Aim of the task: Your task is to repeat the entries exactly. Leave the pictures out.

Begin Task inputs

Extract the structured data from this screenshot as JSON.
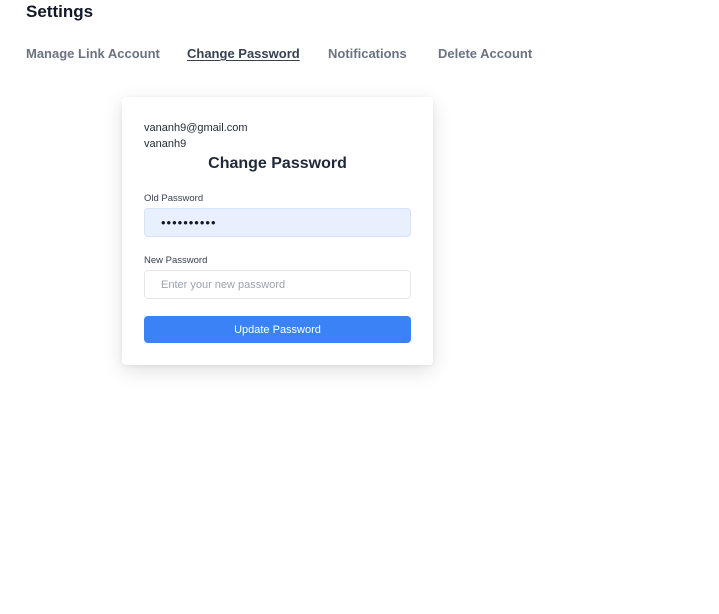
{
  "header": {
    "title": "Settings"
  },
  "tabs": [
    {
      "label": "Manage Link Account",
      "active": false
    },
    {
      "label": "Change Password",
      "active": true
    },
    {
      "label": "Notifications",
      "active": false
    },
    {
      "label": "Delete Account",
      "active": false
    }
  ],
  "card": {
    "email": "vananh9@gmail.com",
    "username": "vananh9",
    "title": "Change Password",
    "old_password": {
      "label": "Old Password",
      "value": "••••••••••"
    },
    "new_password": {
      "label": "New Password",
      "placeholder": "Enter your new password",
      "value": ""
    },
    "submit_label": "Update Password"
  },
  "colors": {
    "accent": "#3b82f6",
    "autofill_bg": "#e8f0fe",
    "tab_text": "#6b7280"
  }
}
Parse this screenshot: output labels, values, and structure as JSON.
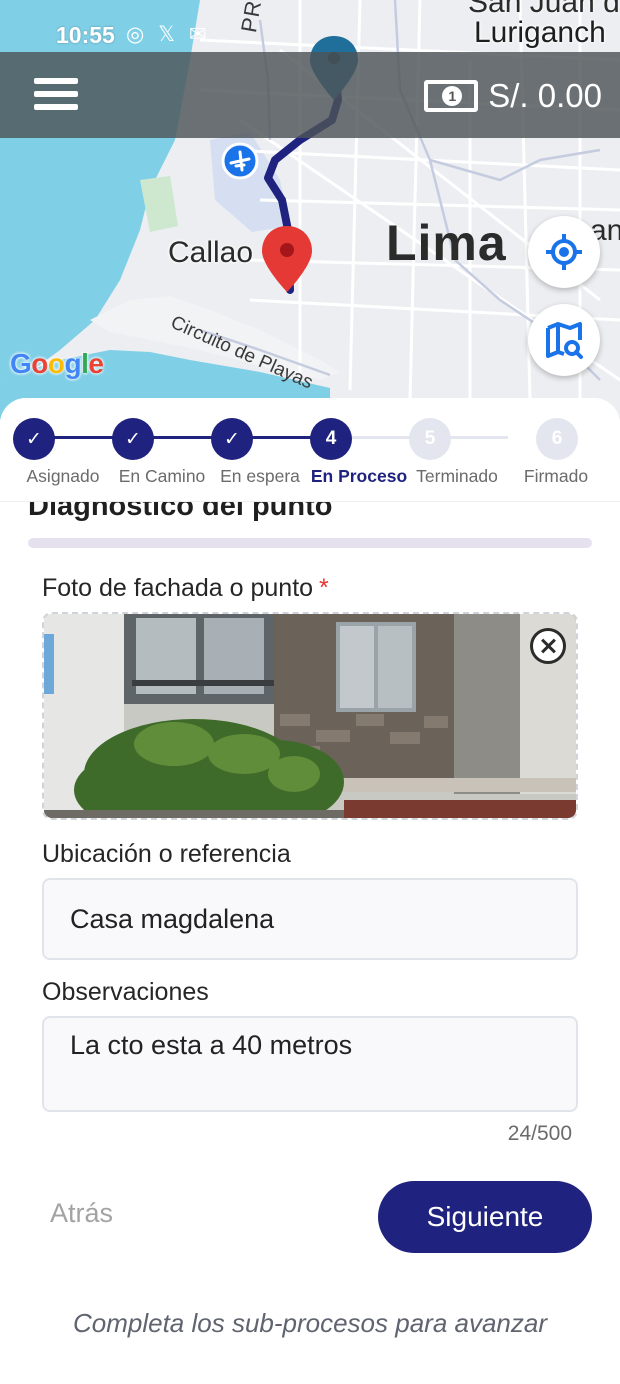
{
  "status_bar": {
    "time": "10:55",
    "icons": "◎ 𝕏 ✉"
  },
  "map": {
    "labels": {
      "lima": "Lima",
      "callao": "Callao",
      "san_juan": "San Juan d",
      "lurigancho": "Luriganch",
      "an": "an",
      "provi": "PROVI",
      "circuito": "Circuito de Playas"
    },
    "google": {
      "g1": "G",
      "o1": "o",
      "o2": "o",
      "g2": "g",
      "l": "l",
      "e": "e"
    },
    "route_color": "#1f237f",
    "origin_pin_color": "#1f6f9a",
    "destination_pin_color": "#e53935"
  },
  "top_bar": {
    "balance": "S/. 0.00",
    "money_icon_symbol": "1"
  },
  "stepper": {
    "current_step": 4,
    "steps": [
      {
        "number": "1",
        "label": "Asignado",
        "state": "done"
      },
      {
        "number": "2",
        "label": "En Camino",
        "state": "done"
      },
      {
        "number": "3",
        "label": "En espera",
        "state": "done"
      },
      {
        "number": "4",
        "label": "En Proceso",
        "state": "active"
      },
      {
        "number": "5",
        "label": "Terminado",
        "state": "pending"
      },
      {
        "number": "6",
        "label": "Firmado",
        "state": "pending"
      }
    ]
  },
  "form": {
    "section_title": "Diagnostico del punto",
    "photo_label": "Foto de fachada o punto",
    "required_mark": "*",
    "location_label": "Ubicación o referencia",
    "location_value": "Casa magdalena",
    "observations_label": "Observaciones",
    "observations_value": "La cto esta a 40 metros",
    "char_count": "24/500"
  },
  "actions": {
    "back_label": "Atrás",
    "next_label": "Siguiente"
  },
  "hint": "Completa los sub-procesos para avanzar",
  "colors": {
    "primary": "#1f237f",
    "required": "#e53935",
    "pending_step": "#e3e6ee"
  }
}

End Task inputs

Output of the exercise:
Extract the structured data from this screenshot as JSON.
{
  "header": {
    "title": "Settings"
  },
  "tabs": [
    {
      "label": "Manage Link Account",
      "active": false
    },
    {
      "label": "Change Password",
      "active": true
    },
    {
      "label": "Notifications",
      "active": false
    },
    {
      "label": "Delete Account",
      "active": false
    }
  ],
  "card": {
    "email": "vananh9@gmail.com",
    "username": "vananh9",
    "title": "Change Password",
    "old_password": {
      "label": "Old Password",
      "value": "••••••••••"
    },
    "new_password": {
      "label": "New Password",
      "placeholder": "Enter your new password",
      "value": ""
    },
    "submit_label": "Update Password"
  },
  "colors": {
    "accent": "#3b82f6",
    "autofill_bg": "#e8f0fe",
    "tab_text": "#6b7280"
  }
}
Parse this screenshot: output labels, values, and structure as JSON.
{
  "status_bar": {
    "time": "10:55",
    "icons": "◎ 𝕏 ✉"
  },
  "map": {
    "labels": {
      "lima": "Lima",
      "callao": "Callao",
      "san_juan": "San Juan d",
      "lurigancho": "Luriganch",
      "an": "an",
      "provi": "PROVI",
      "circuito": "Circuito de Playas"
    },
    "google": {
      "g1": "G",
      "o1": "o",
      "o2": "o",
      "g2": "g",
      "l": "l",
      "e": "e"
    },
    "route_color": "#1f237f",
    "origin_pin_color": "#1f6f9a",
    "destination_pin_color": "#e53935"
  },
  "top_bar": {
    "balance": "S/. 0.00",
    "money_icon_symbol": "1"
  },
  "stepper": {
    "current_step": 4,
    "steps": [
      {
        "number": "1",
        "label": "Asignado",
        "state": "done"
      },
      {
        "number": "2",
        "label": "En Camino",
        "state": "done"
      },
      {
        "number": "3",
        "label": "En espera",
        "state": "done"
      },
      {
        "number": "4",
        "label": "En Proceso",
        "state": "active"
      },
      {
        "number": "5",
        "label": "Terminado",
        "state": "pending"
      },
      {
        "number": "6",
        "label": "Firmado",
        "state": "pending"
      }
    ]
  },
  "form": {
    "section_title": "Diagnostico del punto",
    "photo_label": "Foto de fachada o punto",
    "required_mark": "*",
    "location_label": "Ubicación o referencia",
    "location_value": "Casa magdalena",
    "observations_label": "Observaciones",
    "observations_value": "La cto esta a 40 metros",
    "char_count": "24/500"
  },
  "actions": {
    "back_label": "Atrás",
    "next_label": "Siguiente"
  },
  "hint": "Completa los sub-procesos para avanzar",
  "colors": {
    "primary": "#1f237f",
    "required": "#e53935",
    "pending_step": "#e3e6ee"
  }
}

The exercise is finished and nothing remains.